++++ Available data
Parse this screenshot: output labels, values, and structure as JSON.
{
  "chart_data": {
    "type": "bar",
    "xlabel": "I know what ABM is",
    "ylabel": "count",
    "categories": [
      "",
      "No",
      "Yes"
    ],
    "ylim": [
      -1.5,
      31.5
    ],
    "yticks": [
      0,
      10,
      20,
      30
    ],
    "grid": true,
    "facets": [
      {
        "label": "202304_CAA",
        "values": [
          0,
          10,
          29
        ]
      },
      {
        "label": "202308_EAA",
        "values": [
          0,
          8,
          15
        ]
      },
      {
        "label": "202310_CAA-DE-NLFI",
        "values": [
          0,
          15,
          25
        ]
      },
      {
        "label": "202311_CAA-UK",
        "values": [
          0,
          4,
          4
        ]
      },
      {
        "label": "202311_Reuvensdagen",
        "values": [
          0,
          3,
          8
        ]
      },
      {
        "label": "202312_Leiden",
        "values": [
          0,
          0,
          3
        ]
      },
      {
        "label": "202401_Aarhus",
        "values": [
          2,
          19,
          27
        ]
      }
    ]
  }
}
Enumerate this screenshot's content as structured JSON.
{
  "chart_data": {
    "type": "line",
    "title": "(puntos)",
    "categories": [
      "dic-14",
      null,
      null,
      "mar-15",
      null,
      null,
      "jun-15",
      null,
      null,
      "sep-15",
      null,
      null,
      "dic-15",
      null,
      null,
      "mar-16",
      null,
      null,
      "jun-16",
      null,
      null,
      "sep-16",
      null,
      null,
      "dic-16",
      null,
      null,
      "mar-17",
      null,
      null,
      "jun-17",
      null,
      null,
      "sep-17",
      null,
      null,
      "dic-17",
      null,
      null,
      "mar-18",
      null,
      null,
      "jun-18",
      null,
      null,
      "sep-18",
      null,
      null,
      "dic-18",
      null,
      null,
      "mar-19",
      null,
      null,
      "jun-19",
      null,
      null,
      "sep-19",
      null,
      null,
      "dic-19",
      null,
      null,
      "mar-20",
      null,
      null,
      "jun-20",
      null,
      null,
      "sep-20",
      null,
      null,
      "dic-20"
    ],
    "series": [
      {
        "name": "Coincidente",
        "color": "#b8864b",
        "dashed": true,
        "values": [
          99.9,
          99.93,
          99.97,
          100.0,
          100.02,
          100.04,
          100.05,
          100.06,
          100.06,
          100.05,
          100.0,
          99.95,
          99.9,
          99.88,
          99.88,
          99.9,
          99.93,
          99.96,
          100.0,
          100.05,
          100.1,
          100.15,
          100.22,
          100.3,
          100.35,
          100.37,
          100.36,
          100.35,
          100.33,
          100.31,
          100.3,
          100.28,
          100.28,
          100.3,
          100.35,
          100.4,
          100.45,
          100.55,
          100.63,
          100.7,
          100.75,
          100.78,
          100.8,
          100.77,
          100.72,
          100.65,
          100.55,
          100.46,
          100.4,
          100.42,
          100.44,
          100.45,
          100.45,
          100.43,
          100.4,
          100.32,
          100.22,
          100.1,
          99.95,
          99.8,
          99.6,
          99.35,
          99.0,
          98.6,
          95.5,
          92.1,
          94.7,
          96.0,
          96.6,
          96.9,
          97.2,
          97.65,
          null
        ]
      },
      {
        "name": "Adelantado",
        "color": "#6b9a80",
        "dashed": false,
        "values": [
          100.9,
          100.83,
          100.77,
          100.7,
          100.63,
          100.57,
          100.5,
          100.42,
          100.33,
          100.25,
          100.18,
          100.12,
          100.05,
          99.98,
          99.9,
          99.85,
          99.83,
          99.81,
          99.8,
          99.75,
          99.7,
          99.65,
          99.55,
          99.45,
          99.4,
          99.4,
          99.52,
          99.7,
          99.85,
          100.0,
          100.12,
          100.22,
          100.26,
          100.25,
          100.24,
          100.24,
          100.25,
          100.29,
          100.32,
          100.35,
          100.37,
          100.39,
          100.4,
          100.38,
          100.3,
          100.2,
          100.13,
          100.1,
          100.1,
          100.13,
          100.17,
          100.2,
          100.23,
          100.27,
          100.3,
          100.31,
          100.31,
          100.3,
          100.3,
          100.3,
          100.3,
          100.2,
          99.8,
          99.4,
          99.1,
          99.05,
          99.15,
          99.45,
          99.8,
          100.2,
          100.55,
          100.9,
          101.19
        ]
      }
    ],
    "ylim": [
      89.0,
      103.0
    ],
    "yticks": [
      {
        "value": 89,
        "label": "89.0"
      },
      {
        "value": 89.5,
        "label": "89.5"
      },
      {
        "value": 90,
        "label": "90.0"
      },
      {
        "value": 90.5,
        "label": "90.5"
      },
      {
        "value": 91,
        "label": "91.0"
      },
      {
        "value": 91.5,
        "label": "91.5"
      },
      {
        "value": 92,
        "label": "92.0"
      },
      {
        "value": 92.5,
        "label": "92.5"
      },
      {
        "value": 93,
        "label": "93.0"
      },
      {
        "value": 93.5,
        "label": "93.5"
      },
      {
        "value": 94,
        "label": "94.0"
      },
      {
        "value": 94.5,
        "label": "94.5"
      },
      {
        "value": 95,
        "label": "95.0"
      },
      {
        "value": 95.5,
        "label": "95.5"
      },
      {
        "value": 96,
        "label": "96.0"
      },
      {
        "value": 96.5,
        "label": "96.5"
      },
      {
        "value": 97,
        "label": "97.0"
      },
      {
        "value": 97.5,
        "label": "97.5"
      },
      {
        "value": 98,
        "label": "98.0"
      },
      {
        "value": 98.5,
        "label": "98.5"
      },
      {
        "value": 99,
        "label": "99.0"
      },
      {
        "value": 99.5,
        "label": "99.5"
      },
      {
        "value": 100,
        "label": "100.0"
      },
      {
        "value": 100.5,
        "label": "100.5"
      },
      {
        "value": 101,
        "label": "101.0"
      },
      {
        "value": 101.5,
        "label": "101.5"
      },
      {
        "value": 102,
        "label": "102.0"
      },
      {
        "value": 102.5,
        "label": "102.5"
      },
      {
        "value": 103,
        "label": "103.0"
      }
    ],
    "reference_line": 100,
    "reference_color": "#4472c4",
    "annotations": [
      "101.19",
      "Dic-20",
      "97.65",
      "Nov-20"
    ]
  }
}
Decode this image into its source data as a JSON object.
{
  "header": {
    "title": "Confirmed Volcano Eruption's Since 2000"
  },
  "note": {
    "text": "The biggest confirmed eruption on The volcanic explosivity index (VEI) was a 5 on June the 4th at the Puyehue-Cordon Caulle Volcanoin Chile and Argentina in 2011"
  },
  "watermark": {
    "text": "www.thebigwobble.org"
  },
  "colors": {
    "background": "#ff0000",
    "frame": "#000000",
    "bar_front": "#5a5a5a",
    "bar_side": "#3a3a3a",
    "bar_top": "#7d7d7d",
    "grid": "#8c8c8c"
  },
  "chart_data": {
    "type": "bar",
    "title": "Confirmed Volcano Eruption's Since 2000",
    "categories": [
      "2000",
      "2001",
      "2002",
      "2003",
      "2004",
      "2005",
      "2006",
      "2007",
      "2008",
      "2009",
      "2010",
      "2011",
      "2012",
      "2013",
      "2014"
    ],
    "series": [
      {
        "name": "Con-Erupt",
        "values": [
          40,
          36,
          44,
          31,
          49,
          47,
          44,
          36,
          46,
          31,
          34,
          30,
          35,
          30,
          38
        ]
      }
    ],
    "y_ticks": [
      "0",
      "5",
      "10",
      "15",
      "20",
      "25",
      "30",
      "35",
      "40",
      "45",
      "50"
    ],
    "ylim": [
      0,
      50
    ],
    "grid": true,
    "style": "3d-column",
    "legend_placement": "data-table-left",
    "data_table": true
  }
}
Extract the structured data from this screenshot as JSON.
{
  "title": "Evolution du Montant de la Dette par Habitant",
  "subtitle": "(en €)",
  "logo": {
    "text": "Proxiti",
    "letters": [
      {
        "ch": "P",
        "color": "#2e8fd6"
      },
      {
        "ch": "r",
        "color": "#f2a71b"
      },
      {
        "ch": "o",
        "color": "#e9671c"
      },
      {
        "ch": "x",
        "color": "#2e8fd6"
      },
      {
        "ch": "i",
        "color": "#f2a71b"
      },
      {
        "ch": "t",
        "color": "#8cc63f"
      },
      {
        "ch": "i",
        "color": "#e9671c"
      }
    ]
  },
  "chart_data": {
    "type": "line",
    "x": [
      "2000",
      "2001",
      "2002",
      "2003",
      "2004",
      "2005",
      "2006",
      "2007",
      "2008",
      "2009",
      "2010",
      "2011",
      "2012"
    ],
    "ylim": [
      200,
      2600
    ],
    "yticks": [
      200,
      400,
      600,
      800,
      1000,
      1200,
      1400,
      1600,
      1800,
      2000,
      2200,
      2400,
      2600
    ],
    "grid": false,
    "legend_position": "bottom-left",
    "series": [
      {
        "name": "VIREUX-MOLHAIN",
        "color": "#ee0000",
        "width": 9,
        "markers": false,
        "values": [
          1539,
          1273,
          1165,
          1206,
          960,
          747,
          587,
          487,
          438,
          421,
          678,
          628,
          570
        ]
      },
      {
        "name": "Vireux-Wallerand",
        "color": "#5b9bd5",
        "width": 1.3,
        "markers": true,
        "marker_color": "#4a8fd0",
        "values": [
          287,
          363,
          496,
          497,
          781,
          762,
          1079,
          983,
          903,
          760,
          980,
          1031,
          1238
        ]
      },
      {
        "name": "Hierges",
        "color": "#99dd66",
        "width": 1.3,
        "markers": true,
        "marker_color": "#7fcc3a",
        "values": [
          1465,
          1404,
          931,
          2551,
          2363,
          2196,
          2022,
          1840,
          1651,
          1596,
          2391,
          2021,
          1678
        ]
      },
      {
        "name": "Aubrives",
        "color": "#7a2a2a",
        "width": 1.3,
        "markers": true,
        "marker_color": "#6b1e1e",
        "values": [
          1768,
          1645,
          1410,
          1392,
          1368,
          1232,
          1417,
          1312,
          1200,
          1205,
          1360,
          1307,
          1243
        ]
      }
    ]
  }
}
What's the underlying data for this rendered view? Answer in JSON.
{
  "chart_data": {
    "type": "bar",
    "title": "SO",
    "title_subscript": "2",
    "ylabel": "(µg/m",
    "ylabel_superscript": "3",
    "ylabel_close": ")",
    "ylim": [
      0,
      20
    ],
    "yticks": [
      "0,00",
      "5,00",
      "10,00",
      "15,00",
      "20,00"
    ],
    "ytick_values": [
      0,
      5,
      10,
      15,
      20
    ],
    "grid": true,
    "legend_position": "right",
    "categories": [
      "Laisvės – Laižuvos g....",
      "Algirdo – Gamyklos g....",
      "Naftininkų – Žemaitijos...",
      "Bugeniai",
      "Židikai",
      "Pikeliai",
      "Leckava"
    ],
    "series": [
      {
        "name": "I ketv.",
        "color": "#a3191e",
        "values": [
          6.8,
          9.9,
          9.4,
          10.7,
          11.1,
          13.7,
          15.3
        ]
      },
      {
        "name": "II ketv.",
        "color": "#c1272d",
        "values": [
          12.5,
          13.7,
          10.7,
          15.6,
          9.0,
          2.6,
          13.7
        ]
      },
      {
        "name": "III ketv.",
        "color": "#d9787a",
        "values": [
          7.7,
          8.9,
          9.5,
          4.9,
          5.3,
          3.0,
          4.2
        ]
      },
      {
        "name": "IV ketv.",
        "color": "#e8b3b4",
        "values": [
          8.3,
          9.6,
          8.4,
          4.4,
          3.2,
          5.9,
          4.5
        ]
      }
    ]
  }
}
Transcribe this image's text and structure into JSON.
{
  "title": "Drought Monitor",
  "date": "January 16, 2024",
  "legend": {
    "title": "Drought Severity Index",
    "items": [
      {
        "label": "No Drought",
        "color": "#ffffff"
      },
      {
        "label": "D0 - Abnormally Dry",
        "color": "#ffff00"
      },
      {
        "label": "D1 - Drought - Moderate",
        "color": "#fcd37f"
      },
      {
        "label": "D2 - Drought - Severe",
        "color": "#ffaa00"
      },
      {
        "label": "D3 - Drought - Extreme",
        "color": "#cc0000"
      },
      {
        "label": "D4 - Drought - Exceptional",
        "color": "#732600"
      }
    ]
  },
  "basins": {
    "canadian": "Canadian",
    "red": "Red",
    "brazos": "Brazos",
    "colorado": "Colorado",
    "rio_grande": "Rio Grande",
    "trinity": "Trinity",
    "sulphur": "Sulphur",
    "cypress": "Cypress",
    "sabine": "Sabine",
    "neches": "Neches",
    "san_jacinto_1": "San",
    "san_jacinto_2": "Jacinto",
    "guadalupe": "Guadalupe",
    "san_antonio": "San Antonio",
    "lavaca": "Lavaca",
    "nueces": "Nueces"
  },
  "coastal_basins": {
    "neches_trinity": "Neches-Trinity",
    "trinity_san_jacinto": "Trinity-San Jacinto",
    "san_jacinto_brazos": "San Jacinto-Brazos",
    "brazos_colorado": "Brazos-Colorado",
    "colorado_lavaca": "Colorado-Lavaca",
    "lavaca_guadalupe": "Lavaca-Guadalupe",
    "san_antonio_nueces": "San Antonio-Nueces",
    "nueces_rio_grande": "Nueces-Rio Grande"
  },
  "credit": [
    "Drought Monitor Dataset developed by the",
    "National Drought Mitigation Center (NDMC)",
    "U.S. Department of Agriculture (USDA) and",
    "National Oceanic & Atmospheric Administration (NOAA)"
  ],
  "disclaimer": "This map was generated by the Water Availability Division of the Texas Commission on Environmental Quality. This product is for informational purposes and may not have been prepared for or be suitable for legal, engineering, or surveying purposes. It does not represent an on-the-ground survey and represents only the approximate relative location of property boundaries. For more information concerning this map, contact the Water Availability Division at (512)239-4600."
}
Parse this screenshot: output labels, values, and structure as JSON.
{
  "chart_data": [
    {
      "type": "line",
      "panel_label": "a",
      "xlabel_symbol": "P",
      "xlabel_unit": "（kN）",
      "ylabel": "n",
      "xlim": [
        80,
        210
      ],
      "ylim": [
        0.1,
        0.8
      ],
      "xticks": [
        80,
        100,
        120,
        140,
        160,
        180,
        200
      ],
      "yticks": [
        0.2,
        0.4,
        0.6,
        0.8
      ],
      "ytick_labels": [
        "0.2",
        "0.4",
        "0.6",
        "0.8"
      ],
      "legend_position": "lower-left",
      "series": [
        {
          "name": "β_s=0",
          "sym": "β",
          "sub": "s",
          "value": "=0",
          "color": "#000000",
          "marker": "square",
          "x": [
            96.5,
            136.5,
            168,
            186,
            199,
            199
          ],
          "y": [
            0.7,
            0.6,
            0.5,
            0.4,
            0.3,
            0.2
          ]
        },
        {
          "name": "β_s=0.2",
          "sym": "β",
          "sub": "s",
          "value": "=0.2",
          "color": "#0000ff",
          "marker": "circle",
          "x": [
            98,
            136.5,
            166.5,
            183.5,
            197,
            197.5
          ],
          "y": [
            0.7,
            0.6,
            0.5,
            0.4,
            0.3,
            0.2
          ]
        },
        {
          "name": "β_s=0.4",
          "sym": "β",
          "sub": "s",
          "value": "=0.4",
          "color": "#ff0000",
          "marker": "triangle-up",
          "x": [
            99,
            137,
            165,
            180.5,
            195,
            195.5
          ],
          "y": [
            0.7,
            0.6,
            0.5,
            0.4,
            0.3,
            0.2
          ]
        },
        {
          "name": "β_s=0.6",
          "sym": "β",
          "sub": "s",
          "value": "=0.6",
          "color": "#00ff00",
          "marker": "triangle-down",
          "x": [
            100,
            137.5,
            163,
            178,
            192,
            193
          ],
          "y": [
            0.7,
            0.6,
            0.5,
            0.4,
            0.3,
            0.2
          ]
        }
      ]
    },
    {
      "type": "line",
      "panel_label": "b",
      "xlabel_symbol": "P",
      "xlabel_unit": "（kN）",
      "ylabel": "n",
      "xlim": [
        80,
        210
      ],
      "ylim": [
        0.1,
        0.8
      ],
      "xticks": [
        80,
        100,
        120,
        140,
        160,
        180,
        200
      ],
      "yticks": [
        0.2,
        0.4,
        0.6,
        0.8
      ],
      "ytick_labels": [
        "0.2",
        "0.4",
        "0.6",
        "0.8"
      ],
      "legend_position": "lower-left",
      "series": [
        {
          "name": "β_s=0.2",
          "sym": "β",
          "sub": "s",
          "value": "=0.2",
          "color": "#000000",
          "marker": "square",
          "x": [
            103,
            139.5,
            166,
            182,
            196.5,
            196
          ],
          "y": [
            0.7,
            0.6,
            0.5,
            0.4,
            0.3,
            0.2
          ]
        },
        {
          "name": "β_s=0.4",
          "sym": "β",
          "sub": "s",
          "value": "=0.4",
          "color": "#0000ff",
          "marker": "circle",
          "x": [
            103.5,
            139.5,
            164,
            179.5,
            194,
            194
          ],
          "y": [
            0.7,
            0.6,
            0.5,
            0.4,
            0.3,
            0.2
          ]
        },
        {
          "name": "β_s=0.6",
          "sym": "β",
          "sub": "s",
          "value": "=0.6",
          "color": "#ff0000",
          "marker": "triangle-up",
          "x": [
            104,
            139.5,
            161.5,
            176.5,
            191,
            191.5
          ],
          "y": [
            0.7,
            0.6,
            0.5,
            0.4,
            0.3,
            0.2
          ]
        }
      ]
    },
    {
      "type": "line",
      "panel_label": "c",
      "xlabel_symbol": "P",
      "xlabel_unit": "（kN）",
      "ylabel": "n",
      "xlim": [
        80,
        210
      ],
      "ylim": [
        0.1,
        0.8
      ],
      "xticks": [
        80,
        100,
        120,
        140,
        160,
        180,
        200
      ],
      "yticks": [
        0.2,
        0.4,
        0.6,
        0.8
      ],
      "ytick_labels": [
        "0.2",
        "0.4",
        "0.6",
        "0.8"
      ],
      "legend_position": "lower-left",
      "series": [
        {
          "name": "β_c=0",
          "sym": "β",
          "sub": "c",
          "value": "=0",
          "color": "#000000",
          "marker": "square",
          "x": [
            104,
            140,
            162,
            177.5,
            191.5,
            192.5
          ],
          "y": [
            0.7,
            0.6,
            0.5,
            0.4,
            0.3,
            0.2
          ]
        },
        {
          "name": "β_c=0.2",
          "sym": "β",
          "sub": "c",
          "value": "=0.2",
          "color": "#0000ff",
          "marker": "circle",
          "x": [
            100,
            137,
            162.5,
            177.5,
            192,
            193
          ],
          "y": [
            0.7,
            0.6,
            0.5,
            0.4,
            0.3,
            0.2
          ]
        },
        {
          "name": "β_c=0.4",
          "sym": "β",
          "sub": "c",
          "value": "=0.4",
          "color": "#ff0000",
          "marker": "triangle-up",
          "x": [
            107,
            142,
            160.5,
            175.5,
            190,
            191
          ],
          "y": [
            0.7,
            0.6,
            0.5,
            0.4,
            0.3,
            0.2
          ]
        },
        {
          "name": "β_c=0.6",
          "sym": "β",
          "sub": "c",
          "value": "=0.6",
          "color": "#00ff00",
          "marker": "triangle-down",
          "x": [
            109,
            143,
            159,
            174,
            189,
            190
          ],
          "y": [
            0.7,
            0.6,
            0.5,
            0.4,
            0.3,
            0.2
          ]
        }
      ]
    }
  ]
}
++++++++
> _Problem to work on_:
Count the lines in the records above that contain the word "structured", and give only the number.

> _Exercise answer_:
2